Will you transcribe the entries that follow, exactly and in full?

##### EXTRACTED ENTRIES #####

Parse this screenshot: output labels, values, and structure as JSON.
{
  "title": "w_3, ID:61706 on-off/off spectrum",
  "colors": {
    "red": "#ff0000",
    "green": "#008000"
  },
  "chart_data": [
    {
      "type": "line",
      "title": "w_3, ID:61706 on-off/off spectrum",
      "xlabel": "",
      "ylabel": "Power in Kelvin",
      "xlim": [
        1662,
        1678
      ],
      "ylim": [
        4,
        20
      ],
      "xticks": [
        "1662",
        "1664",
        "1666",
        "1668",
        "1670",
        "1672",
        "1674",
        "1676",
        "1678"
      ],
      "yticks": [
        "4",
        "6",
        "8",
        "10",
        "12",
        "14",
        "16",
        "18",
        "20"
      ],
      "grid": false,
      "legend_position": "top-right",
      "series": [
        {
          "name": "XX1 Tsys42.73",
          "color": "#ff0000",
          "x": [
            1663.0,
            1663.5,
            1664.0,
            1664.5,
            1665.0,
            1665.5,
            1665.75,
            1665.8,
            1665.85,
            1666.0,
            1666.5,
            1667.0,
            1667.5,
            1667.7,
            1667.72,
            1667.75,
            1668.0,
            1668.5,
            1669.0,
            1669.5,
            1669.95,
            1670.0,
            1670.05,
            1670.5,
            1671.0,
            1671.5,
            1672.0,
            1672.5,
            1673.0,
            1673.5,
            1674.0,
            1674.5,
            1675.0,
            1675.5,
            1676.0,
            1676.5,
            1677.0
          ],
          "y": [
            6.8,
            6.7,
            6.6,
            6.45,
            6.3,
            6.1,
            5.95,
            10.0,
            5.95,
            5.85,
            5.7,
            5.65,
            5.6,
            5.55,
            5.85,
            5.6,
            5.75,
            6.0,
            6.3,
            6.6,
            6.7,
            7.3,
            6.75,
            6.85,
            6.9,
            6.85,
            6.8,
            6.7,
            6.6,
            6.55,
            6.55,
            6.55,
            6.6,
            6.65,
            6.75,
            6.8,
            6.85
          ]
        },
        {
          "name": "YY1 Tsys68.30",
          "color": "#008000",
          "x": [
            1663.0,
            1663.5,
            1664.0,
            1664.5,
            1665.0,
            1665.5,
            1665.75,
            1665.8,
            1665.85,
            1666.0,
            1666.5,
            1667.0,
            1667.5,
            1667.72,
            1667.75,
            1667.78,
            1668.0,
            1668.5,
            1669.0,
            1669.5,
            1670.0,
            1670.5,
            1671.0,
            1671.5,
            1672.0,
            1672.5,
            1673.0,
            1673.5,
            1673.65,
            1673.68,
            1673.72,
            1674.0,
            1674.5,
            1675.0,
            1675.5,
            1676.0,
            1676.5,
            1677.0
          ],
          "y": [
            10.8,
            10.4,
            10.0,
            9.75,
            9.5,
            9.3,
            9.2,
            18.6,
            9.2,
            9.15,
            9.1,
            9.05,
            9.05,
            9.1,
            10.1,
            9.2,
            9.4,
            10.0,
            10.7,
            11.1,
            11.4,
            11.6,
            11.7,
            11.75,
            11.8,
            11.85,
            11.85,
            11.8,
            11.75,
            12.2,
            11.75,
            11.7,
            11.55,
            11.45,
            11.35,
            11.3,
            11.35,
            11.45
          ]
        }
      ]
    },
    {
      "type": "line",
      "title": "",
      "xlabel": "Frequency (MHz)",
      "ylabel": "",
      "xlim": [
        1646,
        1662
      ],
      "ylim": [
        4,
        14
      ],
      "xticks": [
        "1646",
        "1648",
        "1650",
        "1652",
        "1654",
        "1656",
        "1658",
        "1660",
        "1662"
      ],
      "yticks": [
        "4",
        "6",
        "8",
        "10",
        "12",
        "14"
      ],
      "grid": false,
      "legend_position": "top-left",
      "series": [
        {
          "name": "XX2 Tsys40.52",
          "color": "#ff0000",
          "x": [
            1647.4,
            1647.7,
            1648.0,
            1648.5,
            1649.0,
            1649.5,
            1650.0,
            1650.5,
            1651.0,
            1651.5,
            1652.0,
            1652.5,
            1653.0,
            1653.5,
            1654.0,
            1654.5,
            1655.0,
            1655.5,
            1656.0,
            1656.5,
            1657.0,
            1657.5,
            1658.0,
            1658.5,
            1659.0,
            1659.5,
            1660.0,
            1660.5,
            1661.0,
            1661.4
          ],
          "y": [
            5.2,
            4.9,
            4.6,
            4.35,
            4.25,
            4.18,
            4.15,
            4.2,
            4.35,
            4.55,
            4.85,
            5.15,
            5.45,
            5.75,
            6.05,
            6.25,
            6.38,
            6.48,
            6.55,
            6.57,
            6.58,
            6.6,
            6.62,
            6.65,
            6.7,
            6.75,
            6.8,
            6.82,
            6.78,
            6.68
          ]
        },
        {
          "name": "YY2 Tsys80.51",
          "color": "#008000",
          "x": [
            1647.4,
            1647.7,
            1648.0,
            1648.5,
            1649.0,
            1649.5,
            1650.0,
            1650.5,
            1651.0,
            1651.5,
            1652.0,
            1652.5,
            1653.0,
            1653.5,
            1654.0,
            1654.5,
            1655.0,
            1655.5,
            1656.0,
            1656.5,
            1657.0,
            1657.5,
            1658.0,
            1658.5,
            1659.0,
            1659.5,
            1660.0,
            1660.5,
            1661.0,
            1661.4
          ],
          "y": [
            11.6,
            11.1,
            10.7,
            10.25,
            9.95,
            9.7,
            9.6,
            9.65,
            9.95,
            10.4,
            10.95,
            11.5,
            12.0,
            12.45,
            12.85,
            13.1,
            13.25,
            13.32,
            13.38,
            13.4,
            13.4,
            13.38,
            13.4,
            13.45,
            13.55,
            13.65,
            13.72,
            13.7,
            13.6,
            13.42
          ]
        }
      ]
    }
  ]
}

#####

▸ **EXERCISE RESPONSE**:
Parse this screenshot: output labels, values, and structure as JSON.
{
  "title": "w_3, ID:61706 on-off/off spectrum",
  "colors": {
    "red": "#ff0000",
    "green": "#008000"
  },
  "chart_data": [
    {
      "type": "line",
      "title": "w_3, ID:61706 on-off/off spectrum",
      "xlabel": "",
      "ylabel": "Power in Kelvin",
      "xlim": [
        1662,
        1678
      ],
      "ylim": [
        4,
        20
      ],
      "xticks": [
        "1662",
        "1664",
        "1666",
        "1668",
        "1670",
        "1672",
        "1674",
        "1676",
        "1678"
      ],
      "yticks": [
        "4",
        "6",
        "8",
        "10",
        "12",
        "14",
        "16",
        "18",
        "20"
      ],
      "grid": false,
      "legend_position": "top-right",
      "series": [
        {
          "name": "XX1 Tsys42.73",
          "color": "#ff0000",
          "x": [
            1663.0,
            1663.5,
            1664.0,
            1664.5,
            1665.0,
            1665.5,
            1665.75,
            1665.8,
            1665.85,
            1666.0,
            1666.5,
            1667.0,
            1667.5,
            1667.7,
            1667.72,
            1667.75,
            1668.0,
            1668.5,
            1669.0,
            1669.5,
            1669.95,
            1670.0,
            1670.05,
            1670.5,
            1671.0,
            1671.5,
            1672.0,
            1672.5,
            1673.0,
            1673.5,
            1674.0,
            1674.5,
            1675.0,
            1675.5,
            1676.0,
            1676.5,
            1677.0
          ],
          "y": [
            6.8,
            6.7,
            6.6,
            6.45,
            6.3,
            6.1,
            5.95,
            10.0,
            5.95,
            5.85,
            5.7,
            5.65,
            5.6,
            5.55,
            5.85,
            5.6,
            5.75,
            6.0,
            6.3,
            6.6,
            6.7,
            7.3,
            6.75,
            6.85,
            6.9,
            6.85,
            6.8,
            6.7,
            6.6,
            6.55,
            6.55,
            6.55,
            6.6,
            6.65,
            6.75,
            6.8,
            6.85
          ]
        },
        {
          "name": "YY1 Tsys68.30",
          "color": "#008000",
          "x": [
            1663.0,
            1663.5,
            1664.0,
            1664.5,
            1665.0,
            1665.5,
            1665.75,
            1665.8,
            1665.85,
            1666.0,
            1666.5,
            1667.0,
            1667.5,
            1667.72,
            1667.75,
            1667.78,
            1668.0,
            1668.5,
            1669.0,
            1669.5,
            1670.0,
            1670.5,
            1671.0,
            1671.5,
            1672.0,
            1672.5,
            1673.0,
            1673.5,
            1673.65,
            1673.68,
            1673.72,
            1674.0,
            1674.5,
            1675.0,
            1675.5,
            1676.0,
            1676.5,
            1677.0
          ],
          "y": [
            10.8,
            10.4,
            10.0,
            9.75,
            9.5,
            9.3,
            9.2,
            18.6,
            9.2,
            9.15,
            9.1,
            9.05,
            9.05,
            9.1,
            10.1,
            9.2,
            9.4,
            10.0,
            10.7,
            11.1,
            11.4,
            11.6,
            11.7,
            11.75,
            11.8,
            11.85,
            11.85,
            11.8,
            11.75,
            12.2,
            11.75,
            11.7,
            11.55,
            11.45,
            11.35,
            11.3,
            11.35,
            11.45
          ]
        }
      ]
    },
    {
      "type": "line",
      "title": "",
      "xlabel": "Frequency (MHz)",
      "ylabel": "",
      "xlim": [
        1646,
        1662
      ],
      "ylim": [
        4,
        14
      ],
      "xticks": [
        "1646",
        "1648",
        "1650",
        "1652",
        "1654",
        "1656",
        "1658",
        "1660",
        "1662"
      ],
      "yticks": [
        "4",
        "6",
        "8",
        "10",
        "12",
        "14"
      ],
      "grid": false,
      "legend_position": "top-left",
      "series": [
        {
          "name": "XX2 Tsys40.52",
          "color": "#ff0000",
          "x": [
            1647.4,
            1647.7,
            1648.0,
            1648.5,
            1649.0,
            1649.5,
            1650.0,
            1650.5,
            1651.0,
            1651.5,
            1652.0,
            1652.5,
            1653.0,
            1653.5,
            1654.0,
            1654.5,
            1655.0,
            1655.5,
            1656.0,
            1656.5,
            1657.0,
            1657.5,
            1658.0,
            1658.5,
            1659.0,
            1659.5,
            1660.0,
            1660.5,
            1661.0,
            1661.4
          ],
          "y": [
            5.2,
            4.9,
            4.6,
            4.35,
            4.25,
            4.18,
            4.15,
            4.2,
            4.35,
            4.55,
            4.85,
            5.15,
            5.45,
            5.75,
            6.05,
            6.25,
            6.38,
            6.48,
            6.55,
            6.57,
            6.58,
            6.6,
            6.62,
            6.65,
            6.7,
            6.75,
            6.8,
            6.82,
            6.78,
            6.68
          ]
        },
        {
          "name": "YY2 Tsys80.51",
          "color": "#008000",
          "x": [
            1647.4,
            1647.7,
            1648.0,
            1648.5,
            1649.0,
            1649.5,
            1650.0,
            1650.5,
            1651.0,
            1651.5,
            1652.0,
            1652.5,
            1653.0,
            1653.5,
            1654.0,
            1654.5,
            1655.0,
            1655.5,
            1656.0,
            1656.5,
            1657.0,
            1657.5,
            1658.0,
            1658.5,
            1659.0,
            1659.5,
            1660.0,
            1660.5,
            1661.0,
            1661.4
          ],
          "y": [
            11.6,
            11.1,
            10.7,
            10.25,
            9.95,
            9.7,
            9.6,
            9.65,
            9.95,
            10.4,
            10.95,
            11.5,
            12.0,
            12.45,
            12.85,
            13.1,
            13.25,
            13.32,
            13.38,
            13.4,
            13.4,
            13.38,
            13.4,
            13.45,
            13.55,
            13.65,
            13.72,
            13.7,
            13.6,
            13.42
          ]
        }
      ]
    }
  ]
}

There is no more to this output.